◆ What needs to be done
Reproduce the entries verbatim, starting at the first line and stopping after the line that contains "grid-lines [100,84,719,543]".

>> START Stored data

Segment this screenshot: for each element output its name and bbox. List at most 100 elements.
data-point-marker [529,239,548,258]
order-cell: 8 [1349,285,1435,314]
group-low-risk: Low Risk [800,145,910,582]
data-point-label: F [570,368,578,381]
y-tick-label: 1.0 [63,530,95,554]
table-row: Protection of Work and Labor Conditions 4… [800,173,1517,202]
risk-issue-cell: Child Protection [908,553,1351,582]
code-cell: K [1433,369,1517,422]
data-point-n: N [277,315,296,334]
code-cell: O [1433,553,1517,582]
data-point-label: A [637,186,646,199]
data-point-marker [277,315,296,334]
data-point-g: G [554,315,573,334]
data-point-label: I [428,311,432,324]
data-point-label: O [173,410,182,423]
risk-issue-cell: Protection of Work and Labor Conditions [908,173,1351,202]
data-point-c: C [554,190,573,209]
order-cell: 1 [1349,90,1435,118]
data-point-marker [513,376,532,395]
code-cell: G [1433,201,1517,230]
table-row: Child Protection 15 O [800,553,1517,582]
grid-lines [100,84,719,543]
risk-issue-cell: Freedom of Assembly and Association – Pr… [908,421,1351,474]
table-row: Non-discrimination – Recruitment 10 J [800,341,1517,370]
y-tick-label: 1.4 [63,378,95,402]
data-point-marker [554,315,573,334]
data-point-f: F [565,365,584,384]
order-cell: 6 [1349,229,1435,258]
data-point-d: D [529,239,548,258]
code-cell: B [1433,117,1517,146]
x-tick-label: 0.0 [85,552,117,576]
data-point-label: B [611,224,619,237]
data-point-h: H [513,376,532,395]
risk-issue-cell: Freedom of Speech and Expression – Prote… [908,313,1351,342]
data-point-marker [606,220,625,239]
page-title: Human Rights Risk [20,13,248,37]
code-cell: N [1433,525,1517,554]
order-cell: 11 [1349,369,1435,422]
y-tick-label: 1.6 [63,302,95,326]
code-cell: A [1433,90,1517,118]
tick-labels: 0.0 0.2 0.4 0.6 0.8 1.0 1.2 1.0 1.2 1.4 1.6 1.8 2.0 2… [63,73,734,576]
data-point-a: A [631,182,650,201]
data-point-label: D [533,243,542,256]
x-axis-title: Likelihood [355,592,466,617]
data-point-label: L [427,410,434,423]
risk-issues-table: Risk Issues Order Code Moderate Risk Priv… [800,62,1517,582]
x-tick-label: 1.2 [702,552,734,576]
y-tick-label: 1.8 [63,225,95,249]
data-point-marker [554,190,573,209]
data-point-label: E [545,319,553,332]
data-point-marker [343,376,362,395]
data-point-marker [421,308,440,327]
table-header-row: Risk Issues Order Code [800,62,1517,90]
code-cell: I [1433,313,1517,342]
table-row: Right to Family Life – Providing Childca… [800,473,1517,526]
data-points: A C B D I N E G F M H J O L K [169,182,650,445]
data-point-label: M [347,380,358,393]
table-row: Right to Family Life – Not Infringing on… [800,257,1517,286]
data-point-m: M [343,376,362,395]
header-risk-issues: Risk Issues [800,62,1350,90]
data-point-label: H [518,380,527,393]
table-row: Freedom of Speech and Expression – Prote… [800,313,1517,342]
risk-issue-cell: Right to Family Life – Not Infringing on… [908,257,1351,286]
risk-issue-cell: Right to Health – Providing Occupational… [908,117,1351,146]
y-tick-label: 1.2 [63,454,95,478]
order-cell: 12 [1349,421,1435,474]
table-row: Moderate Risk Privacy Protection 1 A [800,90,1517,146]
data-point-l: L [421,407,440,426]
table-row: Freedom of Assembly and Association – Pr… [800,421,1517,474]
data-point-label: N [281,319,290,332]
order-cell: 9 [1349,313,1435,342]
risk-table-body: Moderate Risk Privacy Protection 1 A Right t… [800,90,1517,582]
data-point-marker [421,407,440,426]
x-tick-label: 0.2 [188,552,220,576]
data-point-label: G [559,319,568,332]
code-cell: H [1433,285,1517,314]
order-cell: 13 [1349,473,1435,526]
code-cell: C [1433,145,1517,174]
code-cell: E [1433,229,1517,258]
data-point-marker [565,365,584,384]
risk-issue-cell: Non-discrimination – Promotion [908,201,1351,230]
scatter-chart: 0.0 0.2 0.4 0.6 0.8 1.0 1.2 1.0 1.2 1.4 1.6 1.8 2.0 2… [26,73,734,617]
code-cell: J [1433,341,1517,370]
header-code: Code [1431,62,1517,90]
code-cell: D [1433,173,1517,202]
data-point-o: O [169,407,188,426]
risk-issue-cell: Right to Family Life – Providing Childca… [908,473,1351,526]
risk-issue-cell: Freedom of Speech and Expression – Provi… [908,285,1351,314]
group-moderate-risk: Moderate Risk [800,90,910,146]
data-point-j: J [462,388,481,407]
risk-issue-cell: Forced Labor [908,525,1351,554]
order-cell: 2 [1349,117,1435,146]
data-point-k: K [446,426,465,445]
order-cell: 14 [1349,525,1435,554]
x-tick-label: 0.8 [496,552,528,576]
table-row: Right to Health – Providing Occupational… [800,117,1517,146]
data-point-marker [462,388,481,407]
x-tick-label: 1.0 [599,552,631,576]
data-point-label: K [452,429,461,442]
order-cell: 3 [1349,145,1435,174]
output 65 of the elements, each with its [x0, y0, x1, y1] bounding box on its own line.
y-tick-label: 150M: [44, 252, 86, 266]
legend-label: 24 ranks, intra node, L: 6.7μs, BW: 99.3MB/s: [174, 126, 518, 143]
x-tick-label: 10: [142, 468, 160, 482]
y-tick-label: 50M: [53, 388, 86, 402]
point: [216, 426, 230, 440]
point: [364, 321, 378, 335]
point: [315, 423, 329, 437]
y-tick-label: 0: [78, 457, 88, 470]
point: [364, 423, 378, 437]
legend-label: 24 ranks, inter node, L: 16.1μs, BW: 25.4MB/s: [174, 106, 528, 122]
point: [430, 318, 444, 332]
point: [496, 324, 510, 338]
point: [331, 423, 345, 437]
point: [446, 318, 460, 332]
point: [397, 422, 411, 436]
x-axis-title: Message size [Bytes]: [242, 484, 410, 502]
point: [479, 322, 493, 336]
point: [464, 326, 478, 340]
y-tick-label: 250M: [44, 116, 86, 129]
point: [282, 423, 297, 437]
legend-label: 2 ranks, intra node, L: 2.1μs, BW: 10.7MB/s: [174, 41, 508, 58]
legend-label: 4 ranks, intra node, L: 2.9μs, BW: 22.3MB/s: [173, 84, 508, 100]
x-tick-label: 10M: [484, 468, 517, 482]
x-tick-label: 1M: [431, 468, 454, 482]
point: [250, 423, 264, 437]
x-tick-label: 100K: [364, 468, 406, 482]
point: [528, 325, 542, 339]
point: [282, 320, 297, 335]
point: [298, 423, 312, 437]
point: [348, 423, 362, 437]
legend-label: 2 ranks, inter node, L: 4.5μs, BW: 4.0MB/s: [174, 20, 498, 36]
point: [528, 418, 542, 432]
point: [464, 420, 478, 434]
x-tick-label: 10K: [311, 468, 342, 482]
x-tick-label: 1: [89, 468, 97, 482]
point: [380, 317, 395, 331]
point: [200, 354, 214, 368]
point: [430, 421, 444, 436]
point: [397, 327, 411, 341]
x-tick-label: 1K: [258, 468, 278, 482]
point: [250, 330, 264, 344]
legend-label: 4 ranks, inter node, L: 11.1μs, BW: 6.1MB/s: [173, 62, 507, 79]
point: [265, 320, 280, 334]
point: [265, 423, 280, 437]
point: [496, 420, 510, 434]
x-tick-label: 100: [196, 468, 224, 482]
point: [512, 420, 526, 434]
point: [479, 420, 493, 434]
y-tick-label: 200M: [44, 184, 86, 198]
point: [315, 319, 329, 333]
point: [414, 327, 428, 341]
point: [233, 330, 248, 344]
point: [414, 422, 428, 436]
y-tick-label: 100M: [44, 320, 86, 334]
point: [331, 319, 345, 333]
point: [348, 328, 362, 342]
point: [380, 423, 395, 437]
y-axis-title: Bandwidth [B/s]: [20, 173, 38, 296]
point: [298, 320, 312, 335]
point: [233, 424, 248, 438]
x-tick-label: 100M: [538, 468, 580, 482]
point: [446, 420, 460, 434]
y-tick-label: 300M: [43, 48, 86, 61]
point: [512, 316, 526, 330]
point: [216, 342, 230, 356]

>> END Stored data

◆ Response below
Segment this screenshot: for each element output its name and bbox. List at most 100 elements.
data-point-marker [529,239,548,258]
order-cell: 8 [1349,285,1435,314]
group-low-risk: Low Risk [800,145,910,582]
data-point-label: F [570,368,578,381]
y-tick-label: 1.0 [63,530,95,554]
table-row: Protection of Work and Labor Conditions 4… [800,173,1517,202]
risk-issue-cell: Child Protection [908,553,1351,582]
code-cell: K [1433,369,1517,422]
data-point-n: N [277,315,296,334]
code-cell: O [1433,553,1517,582]
data-point-label: A [637,186,646,199]
data-point-marker [277,315,296,334]
data-point-g: G [554,315,573,334]
data-point-label: I [428,311,432,324]
data-point-label: O [173,410,182,423]
risk-issue-cell: Protection of Work and Labor Conditions [908,173,1351,202]
data-point-c: C [554,190,573,209]
order-cell: 1 [1349,90,1435,118]
data-point-marker [513,376,532,395]
code-cell: G [1433,201,1517,230]
table-row: Child Protection 15 O [800,553,1517,582]
grid-lines [100,84,719,543]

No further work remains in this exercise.